◆ Your instructions
Make an exact copy of the lines below.

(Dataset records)
_____

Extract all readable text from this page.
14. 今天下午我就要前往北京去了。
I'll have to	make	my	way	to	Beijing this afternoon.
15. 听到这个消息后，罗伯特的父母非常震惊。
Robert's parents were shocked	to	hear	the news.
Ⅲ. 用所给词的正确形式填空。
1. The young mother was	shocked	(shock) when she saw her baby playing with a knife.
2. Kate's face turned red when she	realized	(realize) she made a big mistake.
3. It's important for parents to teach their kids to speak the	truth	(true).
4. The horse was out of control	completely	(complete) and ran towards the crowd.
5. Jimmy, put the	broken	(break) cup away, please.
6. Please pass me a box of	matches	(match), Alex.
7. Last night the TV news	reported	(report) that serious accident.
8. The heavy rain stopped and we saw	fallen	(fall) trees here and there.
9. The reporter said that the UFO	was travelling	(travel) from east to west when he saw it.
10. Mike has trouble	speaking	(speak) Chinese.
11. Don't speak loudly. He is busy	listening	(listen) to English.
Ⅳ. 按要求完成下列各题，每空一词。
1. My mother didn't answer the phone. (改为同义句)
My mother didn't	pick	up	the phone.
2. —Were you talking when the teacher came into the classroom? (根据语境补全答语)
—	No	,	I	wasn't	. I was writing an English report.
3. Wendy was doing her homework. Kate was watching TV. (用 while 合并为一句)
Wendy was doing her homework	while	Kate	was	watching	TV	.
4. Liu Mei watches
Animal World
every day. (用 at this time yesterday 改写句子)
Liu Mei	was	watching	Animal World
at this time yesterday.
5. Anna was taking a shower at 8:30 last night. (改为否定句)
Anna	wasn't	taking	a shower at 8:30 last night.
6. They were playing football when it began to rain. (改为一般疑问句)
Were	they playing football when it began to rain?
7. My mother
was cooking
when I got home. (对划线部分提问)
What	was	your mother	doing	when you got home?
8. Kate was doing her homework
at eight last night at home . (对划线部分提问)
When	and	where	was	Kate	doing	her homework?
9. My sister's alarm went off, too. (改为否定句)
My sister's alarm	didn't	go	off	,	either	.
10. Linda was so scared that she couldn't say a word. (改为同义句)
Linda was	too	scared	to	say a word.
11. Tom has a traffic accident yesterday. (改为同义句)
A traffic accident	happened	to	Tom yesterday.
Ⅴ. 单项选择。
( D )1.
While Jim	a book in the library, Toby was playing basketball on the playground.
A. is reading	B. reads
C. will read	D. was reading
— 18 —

_____

◆ Reply
Extract all readable text from this page.
14. 今天下午我就要前往北京去了。
I'll have to	make	my	way	to	Beijing this afternoon.
15. 听到这个消息后，罗伯特的父母非常震惊。
Robert's parents were shocked	to	hear	the news.
Ⅲ. 用所给词的正确形式填空。
1. The young mother was	shocked	(shock) when she saw her baby playing with a knife.
2. Kate's face turned red when she	realized	(realize) she made a big mistake.
3. It's important for parents to teach their kids to speak the	truth	(true).
4. The horse was out of control	completely	(complete) and ran towards the crowd.
5. Jimmy, put the	broken	(break) cup away, please.
6. Please pass me a box of	matches	(match), Alex.
7. Last night the TV news	reported	(report) that serious accident.
8. The heavy rain stopped and we saw	fallen	(fall) trees here and there.
9. The reporter said that the UFO	was travelling	(travel) from east to west when he saw it.
10. Mike has trouble	speaking	(speak) Chinese.
11. Don't speak loudly. He is busy	listening	(listen) to English.
Ⅳ. 按要求完成下列各题，每空一词。
1. My mother didn't answer the phone. (改为同义句)
My mother didn't	pick	up	the phone.
2. —Were you talking when the teacher came into the classroom? (根据语境补全答语)
—	No	,	I	wasn't	. I was writing an English report.
3. Wendy was doing her homework. Kate was watching TV. (用 while 合并为一句)
Wendy was doing her homework	while	Kate	was	watching	TV	.
4. Liu Mei watches
Animal World
every day. (用 at this time yesterday 改写句子)
Liu Mei	was	watching	Animal World
at this time yesterday.
5. Anna was taking a shower at 8:30 last night. (改为否定句)
Anna	wasn't	taking	a shower at 8:30 last night.
6. They were playing football when it began to rain. (改为一般疑问句)
Were	they playing football when it began to rain?
7. My mother
was cooking
when I got home. (对划线部分提问)
What	was	your mother	doing	when you got home?
8. Kate was doing her homework
at eight last night at home . (对划线部分提问)
When	and	where	was	Kate	doing	her homework?
9. My sister's alarm went off, too. (改为否定句)
My sister's alarm	didn't	go	off	,	either	.
10. Linda was so scared that she couldn't say a word. (改为同义句)
Linda was	too	scared	to	say a word.
11. Tom has a traffic accident yesterday. (改为同义句)
A traffic accident	happened	to	Tom yesterday.
Ⅴ. 单项选择。
( D )1.
While Jim	a book in the library, Toby was playing basketball on the playground.
A. is reading	B. reads
C. will read	D. was reading
— 18 —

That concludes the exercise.